WHAT YOU HAVE TO DO:
Copy out the lines that include the word "this".

TASK DATA:
----------

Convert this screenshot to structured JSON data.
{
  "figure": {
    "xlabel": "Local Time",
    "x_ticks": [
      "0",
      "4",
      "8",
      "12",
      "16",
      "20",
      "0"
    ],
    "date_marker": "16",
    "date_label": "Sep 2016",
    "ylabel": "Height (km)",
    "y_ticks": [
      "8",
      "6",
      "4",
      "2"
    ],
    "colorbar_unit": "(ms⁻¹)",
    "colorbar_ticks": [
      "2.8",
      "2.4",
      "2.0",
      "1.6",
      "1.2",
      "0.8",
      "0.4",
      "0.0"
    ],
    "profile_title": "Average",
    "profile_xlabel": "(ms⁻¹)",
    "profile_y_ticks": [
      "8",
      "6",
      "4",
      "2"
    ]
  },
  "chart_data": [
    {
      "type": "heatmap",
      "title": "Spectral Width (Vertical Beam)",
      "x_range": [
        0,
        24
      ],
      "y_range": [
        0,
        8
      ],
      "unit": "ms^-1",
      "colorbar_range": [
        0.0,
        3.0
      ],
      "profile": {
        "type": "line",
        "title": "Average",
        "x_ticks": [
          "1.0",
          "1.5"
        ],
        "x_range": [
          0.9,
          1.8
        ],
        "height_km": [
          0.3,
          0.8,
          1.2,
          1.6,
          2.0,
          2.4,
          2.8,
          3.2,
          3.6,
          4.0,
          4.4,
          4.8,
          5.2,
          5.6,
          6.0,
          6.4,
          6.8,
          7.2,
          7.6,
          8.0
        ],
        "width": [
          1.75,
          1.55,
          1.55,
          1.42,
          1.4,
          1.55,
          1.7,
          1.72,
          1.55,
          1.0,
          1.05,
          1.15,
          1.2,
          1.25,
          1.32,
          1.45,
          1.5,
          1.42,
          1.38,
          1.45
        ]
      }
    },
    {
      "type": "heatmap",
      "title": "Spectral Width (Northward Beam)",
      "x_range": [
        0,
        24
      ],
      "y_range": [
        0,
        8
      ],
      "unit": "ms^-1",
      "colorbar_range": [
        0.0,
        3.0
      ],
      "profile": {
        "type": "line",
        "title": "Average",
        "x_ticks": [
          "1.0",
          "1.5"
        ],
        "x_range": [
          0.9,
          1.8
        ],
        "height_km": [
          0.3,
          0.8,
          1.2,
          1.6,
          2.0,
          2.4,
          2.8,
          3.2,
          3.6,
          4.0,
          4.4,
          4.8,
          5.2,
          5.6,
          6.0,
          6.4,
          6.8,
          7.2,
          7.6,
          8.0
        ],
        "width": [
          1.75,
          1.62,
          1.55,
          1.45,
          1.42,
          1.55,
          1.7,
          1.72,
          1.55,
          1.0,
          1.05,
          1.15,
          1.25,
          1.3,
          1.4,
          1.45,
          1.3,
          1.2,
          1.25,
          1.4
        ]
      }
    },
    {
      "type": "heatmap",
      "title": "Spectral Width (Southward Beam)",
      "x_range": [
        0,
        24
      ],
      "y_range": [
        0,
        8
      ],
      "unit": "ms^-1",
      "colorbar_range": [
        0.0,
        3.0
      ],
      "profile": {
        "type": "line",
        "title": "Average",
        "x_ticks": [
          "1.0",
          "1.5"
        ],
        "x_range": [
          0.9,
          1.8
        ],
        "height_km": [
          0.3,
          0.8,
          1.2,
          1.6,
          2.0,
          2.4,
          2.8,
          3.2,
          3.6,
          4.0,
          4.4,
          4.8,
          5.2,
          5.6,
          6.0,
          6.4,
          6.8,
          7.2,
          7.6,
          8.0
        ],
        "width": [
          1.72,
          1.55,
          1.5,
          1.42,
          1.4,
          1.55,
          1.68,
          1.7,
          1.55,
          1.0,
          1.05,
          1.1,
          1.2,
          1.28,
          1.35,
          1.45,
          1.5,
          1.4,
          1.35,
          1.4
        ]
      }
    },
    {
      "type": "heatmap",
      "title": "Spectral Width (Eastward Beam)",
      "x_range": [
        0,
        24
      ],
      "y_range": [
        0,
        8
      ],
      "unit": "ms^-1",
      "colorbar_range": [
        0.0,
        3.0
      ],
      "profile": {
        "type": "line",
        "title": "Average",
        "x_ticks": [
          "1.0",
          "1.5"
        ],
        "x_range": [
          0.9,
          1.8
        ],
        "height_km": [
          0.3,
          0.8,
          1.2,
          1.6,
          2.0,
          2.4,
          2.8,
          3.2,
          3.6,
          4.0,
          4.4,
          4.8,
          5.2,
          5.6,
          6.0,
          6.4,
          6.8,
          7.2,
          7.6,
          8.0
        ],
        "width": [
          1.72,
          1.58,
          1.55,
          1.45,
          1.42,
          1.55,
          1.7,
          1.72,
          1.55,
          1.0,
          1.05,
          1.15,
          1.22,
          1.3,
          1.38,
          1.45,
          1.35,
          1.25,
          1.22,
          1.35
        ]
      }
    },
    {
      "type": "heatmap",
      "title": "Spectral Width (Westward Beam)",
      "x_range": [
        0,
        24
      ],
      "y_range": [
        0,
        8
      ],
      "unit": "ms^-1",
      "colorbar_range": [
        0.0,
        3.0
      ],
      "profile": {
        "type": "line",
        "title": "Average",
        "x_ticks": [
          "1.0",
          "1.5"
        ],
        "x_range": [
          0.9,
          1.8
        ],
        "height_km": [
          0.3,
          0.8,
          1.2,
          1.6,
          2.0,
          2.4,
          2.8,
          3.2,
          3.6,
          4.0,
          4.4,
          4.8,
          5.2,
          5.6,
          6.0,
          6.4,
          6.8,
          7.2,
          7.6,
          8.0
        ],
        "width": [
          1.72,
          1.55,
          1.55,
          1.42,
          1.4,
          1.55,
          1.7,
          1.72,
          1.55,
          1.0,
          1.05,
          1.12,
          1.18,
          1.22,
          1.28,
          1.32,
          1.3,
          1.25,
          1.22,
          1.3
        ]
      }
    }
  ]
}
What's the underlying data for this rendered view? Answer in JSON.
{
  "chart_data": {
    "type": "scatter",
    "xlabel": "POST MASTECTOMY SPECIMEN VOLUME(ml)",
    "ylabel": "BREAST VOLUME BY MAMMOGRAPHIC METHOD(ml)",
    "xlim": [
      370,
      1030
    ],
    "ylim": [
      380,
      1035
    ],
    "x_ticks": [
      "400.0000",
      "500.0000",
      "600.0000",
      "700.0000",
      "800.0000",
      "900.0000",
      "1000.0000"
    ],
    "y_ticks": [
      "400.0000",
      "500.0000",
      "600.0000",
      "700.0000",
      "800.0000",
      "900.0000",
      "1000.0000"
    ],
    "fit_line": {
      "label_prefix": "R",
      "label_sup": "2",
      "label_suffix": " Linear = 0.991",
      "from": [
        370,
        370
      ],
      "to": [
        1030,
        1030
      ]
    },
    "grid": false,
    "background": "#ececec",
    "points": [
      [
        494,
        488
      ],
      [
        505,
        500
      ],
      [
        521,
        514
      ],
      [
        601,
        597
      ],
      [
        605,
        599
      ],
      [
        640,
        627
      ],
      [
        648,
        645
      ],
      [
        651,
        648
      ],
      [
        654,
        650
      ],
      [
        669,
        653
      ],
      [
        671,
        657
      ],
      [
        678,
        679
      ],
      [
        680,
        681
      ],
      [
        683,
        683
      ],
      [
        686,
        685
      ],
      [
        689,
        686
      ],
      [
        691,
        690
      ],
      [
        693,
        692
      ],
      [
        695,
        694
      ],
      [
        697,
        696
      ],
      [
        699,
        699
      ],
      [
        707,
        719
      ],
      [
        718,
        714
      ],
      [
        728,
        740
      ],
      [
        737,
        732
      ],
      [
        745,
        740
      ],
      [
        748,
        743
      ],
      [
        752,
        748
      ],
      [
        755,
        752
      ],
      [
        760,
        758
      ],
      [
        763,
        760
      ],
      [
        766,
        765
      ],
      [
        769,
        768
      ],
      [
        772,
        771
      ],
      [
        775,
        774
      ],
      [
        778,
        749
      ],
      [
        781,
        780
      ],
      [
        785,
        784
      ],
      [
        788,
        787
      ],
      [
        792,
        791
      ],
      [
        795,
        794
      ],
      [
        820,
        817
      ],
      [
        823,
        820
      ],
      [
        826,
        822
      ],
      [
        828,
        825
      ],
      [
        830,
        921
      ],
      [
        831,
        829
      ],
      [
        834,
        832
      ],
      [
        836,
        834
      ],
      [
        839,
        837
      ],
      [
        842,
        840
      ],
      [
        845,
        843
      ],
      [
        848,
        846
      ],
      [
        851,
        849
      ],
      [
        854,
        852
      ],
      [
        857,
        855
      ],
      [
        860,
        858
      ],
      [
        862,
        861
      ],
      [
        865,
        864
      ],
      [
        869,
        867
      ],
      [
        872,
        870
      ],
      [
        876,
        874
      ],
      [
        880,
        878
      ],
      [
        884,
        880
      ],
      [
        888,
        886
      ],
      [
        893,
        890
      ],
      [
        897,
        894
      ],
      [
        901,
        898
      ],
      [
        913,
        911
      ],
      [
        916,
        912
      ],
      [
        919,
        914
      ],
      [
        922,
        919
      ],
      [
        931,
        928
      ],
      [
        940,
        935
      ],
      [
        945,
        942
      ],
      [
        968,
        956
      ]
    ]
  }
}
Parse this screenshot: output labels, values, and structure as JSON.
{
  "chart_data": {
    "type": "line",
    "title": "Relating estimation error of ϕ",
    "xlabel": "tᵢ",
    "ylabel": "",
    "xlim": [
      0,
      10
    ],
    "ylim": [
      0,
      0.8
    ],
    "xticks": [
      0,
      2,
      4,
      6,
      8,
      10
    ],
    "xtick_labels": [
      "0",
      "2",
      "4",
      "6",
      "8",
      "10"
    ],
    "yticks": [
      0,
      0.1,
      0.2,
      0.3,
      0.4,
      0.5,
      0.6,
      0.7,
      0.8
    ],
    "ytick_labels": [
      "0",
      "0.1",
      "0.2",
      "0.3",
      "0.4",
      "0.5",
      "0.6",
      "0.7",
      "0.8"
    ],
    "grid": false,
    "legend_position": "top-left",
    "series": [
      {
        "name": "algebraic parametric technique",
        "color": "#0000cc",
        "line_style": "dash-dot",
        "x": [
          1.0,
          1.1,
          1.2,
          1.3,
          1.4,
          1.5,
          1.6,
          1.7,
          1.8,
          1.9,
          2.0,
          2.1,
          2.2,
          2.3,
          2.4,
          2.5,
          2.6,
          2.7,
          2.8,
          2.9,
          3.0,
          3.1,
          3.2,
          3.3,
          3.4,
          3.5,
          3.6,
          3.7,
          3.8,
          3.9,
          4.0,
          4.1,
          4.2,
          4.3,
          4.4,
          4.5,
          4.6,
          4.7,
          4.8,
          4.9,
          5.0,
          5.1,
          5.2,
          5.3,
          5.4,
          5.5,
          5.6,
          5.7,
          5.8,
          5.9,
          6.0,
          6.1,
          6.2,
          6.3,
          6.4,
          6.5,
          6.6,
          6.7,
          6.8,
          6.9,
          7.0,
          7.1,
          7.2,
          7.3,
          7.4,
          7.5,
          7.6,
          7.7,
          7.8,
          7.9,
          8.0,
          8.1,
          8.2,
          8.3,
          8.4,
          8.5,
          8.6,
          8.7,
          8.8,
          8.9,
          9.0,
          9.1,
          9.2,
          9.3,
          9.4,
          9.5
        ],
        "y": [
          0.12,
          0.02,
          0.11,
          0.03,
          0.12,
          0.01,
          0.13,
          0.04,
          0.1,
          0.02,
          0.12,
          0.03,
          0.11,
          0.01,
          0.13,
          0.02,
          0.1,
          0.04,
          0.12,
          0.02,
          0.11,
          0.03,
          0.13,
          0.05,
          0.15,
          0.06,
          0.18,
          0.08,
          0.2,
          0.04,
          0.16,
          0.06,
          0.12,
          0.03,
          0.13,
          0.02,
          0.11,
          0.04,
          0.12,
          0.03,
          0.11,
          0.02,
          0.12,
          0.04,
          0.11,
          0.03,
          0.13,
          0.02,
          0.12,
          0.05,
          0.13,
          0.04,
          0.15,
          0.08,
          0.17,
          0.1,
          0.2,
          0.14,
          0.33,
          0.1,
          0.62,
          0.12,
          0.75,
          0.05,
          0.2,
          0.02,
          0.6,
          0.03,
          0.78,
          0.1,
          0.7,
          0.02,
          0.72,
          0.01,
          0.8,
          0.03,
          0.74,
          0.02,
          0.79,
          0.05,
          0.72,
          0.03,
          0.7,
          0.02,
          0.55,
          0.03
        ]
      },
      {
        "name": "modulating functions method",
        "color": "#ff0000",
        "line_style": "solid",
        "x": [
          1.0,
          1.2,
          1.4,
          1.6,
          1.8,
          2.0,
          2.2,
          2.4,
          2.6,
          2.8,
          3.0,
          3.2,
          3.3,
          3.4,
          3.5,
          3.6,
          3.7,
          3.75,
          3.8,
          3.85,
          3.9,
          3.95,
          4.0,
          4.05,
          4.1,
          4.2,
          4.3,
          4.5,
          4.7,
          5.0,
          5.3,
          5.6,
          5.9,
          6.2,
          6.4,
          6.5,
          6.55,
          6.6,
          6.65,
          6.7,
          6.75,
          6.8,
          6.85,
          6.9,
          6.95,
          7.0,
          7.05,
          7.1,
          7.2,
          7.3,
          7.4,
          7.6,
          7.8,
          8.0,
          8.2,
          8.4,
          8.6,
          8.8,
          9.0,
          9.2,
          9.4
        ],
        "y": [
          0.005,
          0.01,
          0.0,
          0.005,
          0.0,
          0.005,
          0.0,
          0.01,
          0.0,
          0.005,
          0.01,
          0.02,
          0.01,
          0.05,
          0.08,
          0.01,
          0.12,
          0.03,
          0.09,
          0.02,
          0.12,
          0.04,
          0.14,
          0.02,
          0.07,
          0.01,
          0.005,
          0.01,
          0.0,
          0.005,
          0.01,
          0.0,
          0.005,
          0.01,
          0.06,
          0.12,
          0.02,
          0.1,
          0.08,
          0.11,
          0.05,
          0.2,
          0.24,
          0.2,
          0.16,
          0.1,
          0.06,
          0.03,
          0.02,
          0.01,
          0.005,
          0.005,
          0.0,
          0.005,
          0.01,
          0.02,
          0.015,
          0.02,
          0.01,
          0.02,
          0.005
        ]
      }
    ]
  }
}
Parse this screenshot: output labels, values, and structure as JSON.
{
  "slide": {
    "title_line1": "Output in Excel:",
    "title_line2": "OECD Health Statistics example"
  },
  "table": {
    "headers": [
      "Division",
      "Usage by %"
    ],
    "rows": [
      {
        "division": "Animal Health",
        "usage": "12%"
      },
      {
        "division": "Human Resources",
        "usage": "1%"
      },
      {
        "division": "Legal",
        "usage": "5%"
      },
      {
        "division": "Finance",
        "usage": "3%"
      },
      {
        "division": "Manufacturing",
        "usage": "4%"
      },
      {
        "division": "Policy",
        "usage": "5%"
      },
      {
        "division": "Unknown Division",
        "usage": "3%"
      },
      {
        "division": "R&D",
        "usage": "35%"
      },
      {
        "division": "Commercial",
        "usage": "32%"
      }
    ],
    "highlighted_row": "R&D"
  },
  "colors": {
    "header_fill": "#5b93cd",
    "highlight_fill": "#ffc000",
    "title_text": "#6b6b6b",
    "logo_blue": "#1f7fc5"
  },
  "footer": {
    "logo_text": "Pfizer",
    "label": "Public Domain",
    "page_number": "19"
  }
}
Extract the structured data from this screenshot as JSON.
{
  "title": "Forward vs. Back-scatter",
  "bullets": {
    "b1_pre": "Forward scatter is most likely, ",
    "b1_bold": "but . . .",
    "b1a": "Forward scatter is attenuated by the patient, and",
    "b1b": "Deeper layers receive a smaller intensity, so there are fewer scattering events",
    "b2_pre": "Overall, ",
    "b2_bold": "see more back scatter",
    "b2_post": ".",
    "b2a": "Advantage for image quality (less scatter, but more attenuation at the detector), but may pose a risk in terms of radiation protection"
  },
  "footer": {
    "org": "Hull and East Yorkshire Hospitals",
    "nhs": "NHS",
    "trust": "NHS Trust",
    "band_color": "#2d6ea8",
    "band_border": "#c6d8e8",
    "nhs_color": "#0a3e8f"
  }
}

----------

PROBLEM SOLUTION:
Convert this screenshot to structured JSON data.
What's the underlying data for this rendered view? Answer in JSON.
Parse this screenshot: output labels, values, and structure as JSON.
Parse this screenshot: output labels, values, and structure as JSON.
Extract the structured data from this screenshot as JSON.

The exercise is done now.